### Set task
Copy every line that mentions the word "moonrise".
** start Given data **
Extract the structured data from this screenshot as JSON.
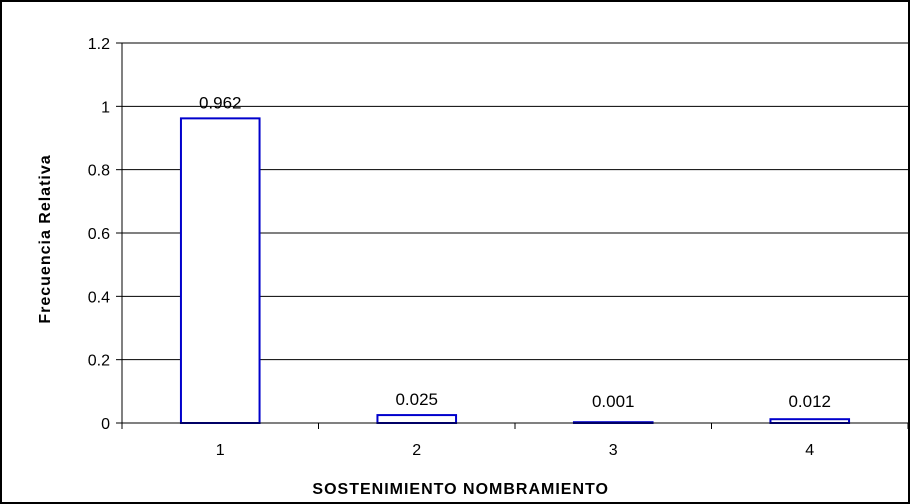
{
  "chart_data": {
    "type": "bar",
    "title": "",
    "xlabel": "SOSTENIMIENTO NOMBRAMIENTO",
    "ylabel": "Frecuencia Relativa",
    "categories": [
      "1",
      "2",
      "3",
      "4"
    ],
    "values": [
      0.962,
      0.025,
      0.001,
      0.012
    ],
    "data_labels": [
      "0.962",
      "0.025",
      "0.001",
      "0.012"
    ],
    "ylim": [
      0,
      1.2
    ],
    "yticks": [
      0,
      0.2,
      0.4,
      0.6,
      0.8,
      1,
      1.2
    ],
    "ytick_labels": [
      "0",
      "0.2",
      "0.4",
      "0.6",
      "0.8",
      "1",
      "1.2"
    ],
    "grid": true,
    "legend": "none",
    "colors": {
      "bar_stroke": "#0000cc",
      "bar_fill": "#ffffff",
      "gridline": "#000000",
      "plot_border": "#808080"
    }
  }
}
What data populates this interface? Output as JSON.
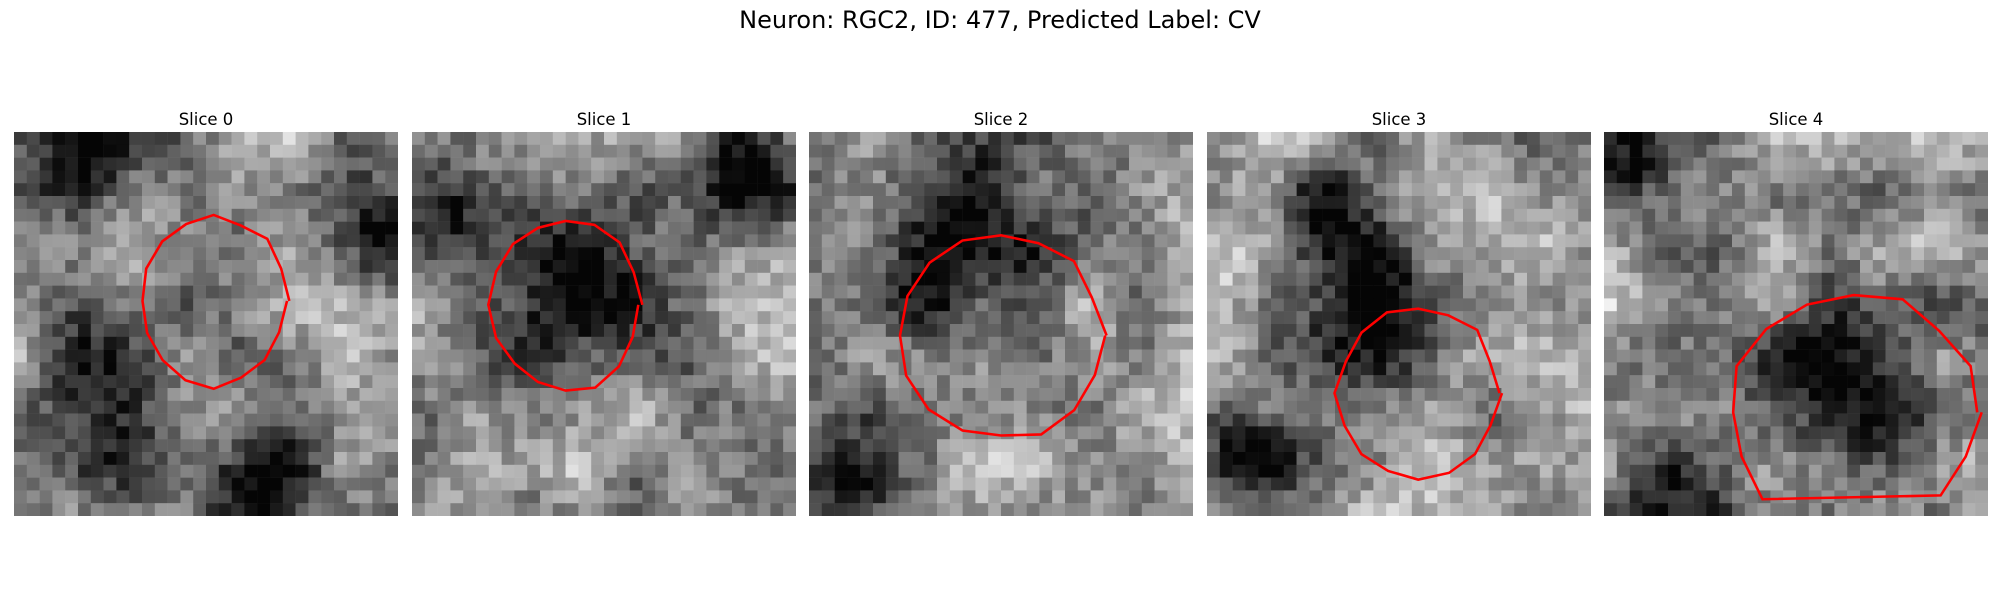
{
  "figure": {
    "title": "Neuron: RGC2, ID: 477, Predicted Label: CV"
  },
  "colors": {
    "contour": "#ff0000"
  },
  "panels": [
    {
      "title": "Slice 0",
      "seed": 11,
      "dark_regions": [
        [
          0.25,
          0.72,
          0.22
        ],
        [
          0.95,
          0.25,
          0.16
        ],
        [
          0.65,
          0.95,
          0.16
        ],
        [
          0.2,
          0.05,
          0.15
        ]
      ],
      "contour_center": [
        0.52,
        0.44
      ],
      "contour_radius": [
        0.38,
        0.44
      ],
      "contour_open": false
    },
    {
      "title": "Slice 1",
      "seed": 23,
      "dark_regions": [
        [
          0.4,
          0.45,
          0.22
        ],
        [
          0.85,
          0.12,
          0.18
        ],
        [
          0.12,
          0.2,
          0.12
        ]
      ],
      "contour_center": [
        0.4,
        0.45
      ],
      "contour_radius": [
        0.39,
        0.45
      ],
      "contour_open": false
    },
    {
      "title": "Slice 2",
      "seed": 37,
      "dark_regions": [
        [
          0.38,
          0.33,
          0.26
        ],
        [
          0.12,
          0.9,
          0.12
        ]
      ],
      "contour_center": [
        0.5,
        0.53
      ],
      "contour_radius": [
        0.53,
        0.54
      ],
      "contour_open": false
    },
    {
      "title": "Slice 3",
      "seed": 41,
      "dark_regions": [
        [
          0.45,
          0.5,
          0.22
        ],
        [
          0.3,
          0.2,
          0.15
        ],
        [
          0.1,
          0.85,
          0.12
        ]
      ],
      "contour_center": [
        0.55,
        0.68
      ],
      "contour_radius": [
        0.42,
        0.45
      ],
      "contour_open": false
    },
    {
      "title": "Slice 4",
      "seed": 59,
      "dark_regions": [
        [
          0.63,
          0.68,
          0.26
        ],
        [
          0.1,
          0.08,
          0.15
        ],
        [
          0.15,
          0.95,
          0.15
        ]
      ],
      "contour_center": [
        0.65,
        0.73
      ],
      "contour_radius": [
        0.65,
        0.62
      ],
      "contour_open": true
    }
  ]
}
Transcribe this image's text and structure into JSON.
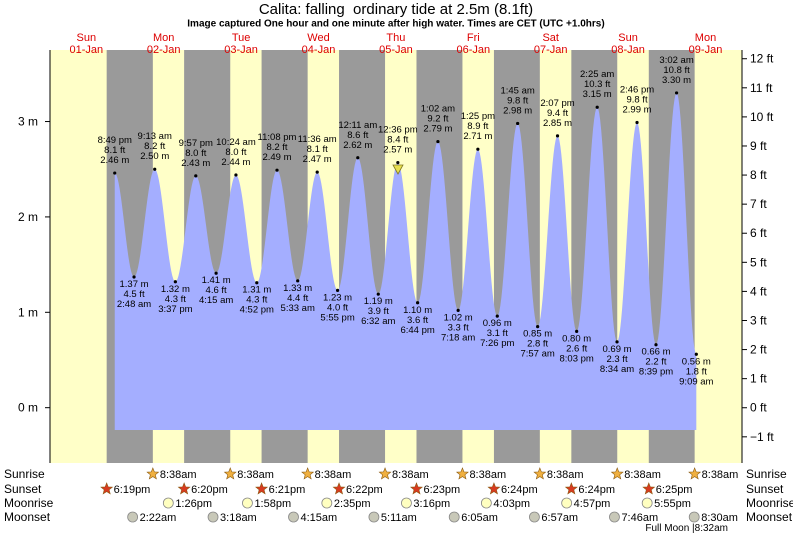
{
  "chart_data": {
    "type": "tide",
    "title": "Calita: falling  ordinary tide at 2.5m (8.1ft)",
    "subtitle": "Image captured One hour and one minute after high water. Times are CET (UTC +1.0hrs)",
    "ylim": [
      -0.58,
      3.75
    ],
    "yticks": [
      {
        "value": 0,
        "label": "0 m"
      },
      {
        "value": 1,
        "label": "1 m"
      },
      {
        "value": 2,
        "label": "2 m"
      },
      {
        "value": 3,
        "label": "3 m"
      }
    ],
    "y2lim": [
      -1.9,
      12.3
    ],
    "y2ticks": [
      {
        "value": -1,
        "label": "−1 ft"
      },
      {
        "value": 0,
        "label": "0 ft"
      },
      {
        "value": 1,
        "label": "1 ft"
      },
      {
        "value": 2,
        "label": "2 ft"
      },
      {
        "value": 3,
        "label": "3 ft"
      },
      {
        "value": 4,
        "label": "4 ft"
      },
      {
        "value": 5,
        "label": "5 ft"
      },
      {
        "value": 6,
        "label": "6 ft"
      },
      {
        "value": 7,
        "label": "7 ft"
      },
      {
        "value": 8,
        "label": "8 ft"
      },
      {
        "value": 9,
        "label": "9 ft"
      },
      {
        "value": 10,
        "label": "10 ft"
      },
      {
        "value": 11,
        "label": "11 ft"
      },
      {
        "value": 12,
        "label": "12 ft"
      }
    ],
    "water_color": "#a4aeff",
    "night_color": "#9a9a9a",
    "day_color": "#ffffc8",
    "rows": {
      "sunrise": "Sunrise",
      "sunset": "Sunset",
      "moonrise": "Moonrise",
      "moonset": "Moonset"
    },
    "moon_phase": "Full Moon |8:32am",
    "days": [
      {
        "name": "Sun",
        "date": "01-Jan",
        "sunset": "6:19pm",
        "tides": [
          {
            "time": "8:49 pm",
            "ft": "8.1 ft",
            "m": 2.46,
            "m_label": "2.46 m"
          }
        ]
      },
      {
        "name": "Mon",
        "date": "02-Jan",
        "sunrise": "8:38am",
        "sunset": "6:20pm",
        "moonrise": "1:26pm",
        "moonset": "2:22am",
        "tides": [
          {
            "time": "2:48 am",
            "ft": "4.5 ft",
            "m": 1.37,
            "m_label": "1.37 m"
          },
          {
            "time": "9:13 am",
            "ft": "8.2 ft",
            "m": 2.5,
            "m_label": "2.50 m"
          },
          {
            "time": "3:37 pm",
            "ft": "4.3 ft",
            "m": 1.32,
            "m_label": "1.32 m"
          },
          {
            "time": "9:57 pm",
            "ft": "8.0 ft",
            "m": 2.43,
            "m_label": "2.43 m"
          }
        ]
      },
      {
        "name": "Tue",
        "date": "03-Jan",
        "sunrise": "8:38am",
        "sunset": "6:21pm",
        "moonrise": "1:58pm",
        "moonset": "3:18am",
        "tides": [
          {
            "time": "4:15 am",
            "ft": "4.6 ft",
            "m": 1.41,
            "m_label": "1.41 m"
          },
          {
            "time": "10:24 am",
            "ft": "8.0 ft",
            "m": 2.44,
            "m_label": "2.44 m"
          },
          {
            "time": "4:52 pm",
            "ft": "4.3 ft",
            "m": 1.31,
            "m_label": "1.31 m"
          },
          {
            "time": "11:08 pm",
            "ft": "8.2 ft",
            "m": 2.49,
            "m_label": "2.49 m"
          }
        ]
      },
      {
        "name": "Wed",
        "date": "04-Jan",
        "sunrise": "8:38am",
        "sunset": "6:22pm",
        "moonrise": "2:35pm",
        "moonset": "4:15am",
        "tides": [
          {
            "time": "5:33 am",
            "ft": "4.4 ft",
            "m": 1.33,
            "m_label": "1.33 m"
          },
          {
            "time": "11:36 am",
            "ft": "8.1 ft",
            "m": 2.47,
            "m_label": "2.47 m"
          },
          {
            "time": "5:55 pm",
            "ft": "4.0 ft",
            "m": 1.23,
            "m_label": "1.23 m"
          }
        ]
      },
      {
        "name": "Thu",
        "date": "05-Jan",
        "sunrise": "8:38am",
        "sunset": "6:23pm",
        "moonrise": "3:16pm",
        "moonset": "5:11am",
        "tides": [
          {
            "time": "12:11 am",
            "ft": "8.6 ft",
            "m": 2.62,
            "m_label": "2.62 m"
          },
          {
            "time": "6:32 am",
            "ft": "3.9 ft",
            "m": 1.19,
            "m_label": "1.19 m"
          },
          {
            "time": "12:36 pm",
            "ft": "8.4 ft",
            "m": 2.57,
            "m_label": "2.57 m"
          },
          {
            "time": "6:44 pm",
            "ft": "3.6 ft",
            "m": 1.1,
            "m_label": "1.10 m"
          }
        ]
      },
      {
        "name": "Fri",
        "date": "06-Jan",
        "sunrise": "8:38am",
        "sunset": "6:24pm",
        "moonrise": "4:03pm",
        "moonset": "6:05am",
        "tides": [
          {
            "time": "1:02 am",
            "ft": "9.2 ft",
            "m": 2.79,
            "m_label": "2.79 m"
          },
          {
            "time": "7:18 am",
            "ft": "3.3 ft",
            "m": 1.02,
            "m_label": "1.02 m"
          },
          {
            "time": "1:25 pm",
            "ft": "8.9 ft",
            "m": 2.71,
            "m_label": "2.71 m"
          },
          {
            "time": "7:26 pm",
            "ft": "3.1 ft",
            "m": 0.96,
            "m_label": "0.96 m"
          }
        ]
      },
      {
        "name": "Sat",
        "date": "07-Jan",
        "sunrise": "8:38am",
        "sunset": "6:24pm",
        "moonrise": "4:57pm",
        "moonset": "6:57am",
        "tides": [
          {
            "time": "1:45 am",
            "ft": "9.8 ft",
            "m": 2.98,
            "m_label": "2.98 m"
          },
          {
            "time": "7:57 am",
            "ft": "2.8 ft",
            "m": 0.85,
            "m_label": "0.85 m"
          },
          {
            "time": "2:07 pm",
            "ft": "9.4 ft",
            "m": 2.85,
            "m_label": "2.85 m"
          },
          {
            "time": "8:03 pm",
            "ft": "2.6 ft",
            "m": 0.8,
            "m_label": "0.80 m"
          }
        ]
      },
      {
        "name": "Sun",
        "date": "08-Jan",
        "sunrise": "8:38am",
        "sunset": "6:25pm",
        "moonrise": "5:55pm",
        "moonset": "7:46am",
        "tides": [
          {
            "time": "2:25 am",
            "ft": "10.3 ft",
            "m": 3.15,
            "m_label": "3.15 m"
          },
          {
            "time": "8:34 am",
            "ft": "2.3 ft",
            "m": 0.69,
            "m_label": "0.69 m"
          },
          {
            "time": "2:46 pm",
            "ft": "9.8 ft",
            "m": 2.99,
            "m_label": "2.99 m"
          },
          {
            "time": "8:39 pm",
            "ft": "2.2 ft",
            "m": 0.66,
            "m_label": "0.66 m"
          }
        ]
      },
      {
        "name": "Mon",
        "date": "09-Jan",
        "sunrise": "8:38am",
        "moonset": "8:30am",
        "tides": [
          {
            "time": "3:02 am",
            "ft": "10.8 ft",
            "m": 3.3,
            "m_label": "3.30 m"
          },
          {
            "time": "9:09 am",
            "ft": "1.8 ft",
            "m": 0.56,
            "m_label": "0.56 m"
          }
        ]
      }
    ]
  }
}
** end Given data **
### Response to the exercise
      "moonrise": "Moonrise",
        "moonrise": "1:26pm",
        "moonrise": "1:58pm",
        "moonrise": "2:35pm",
        "moonrise": "3:16pm",
        "moonrise": "4:03pm",
        "moonrise": "4:57pm",
        "moonrise": "5:55pm",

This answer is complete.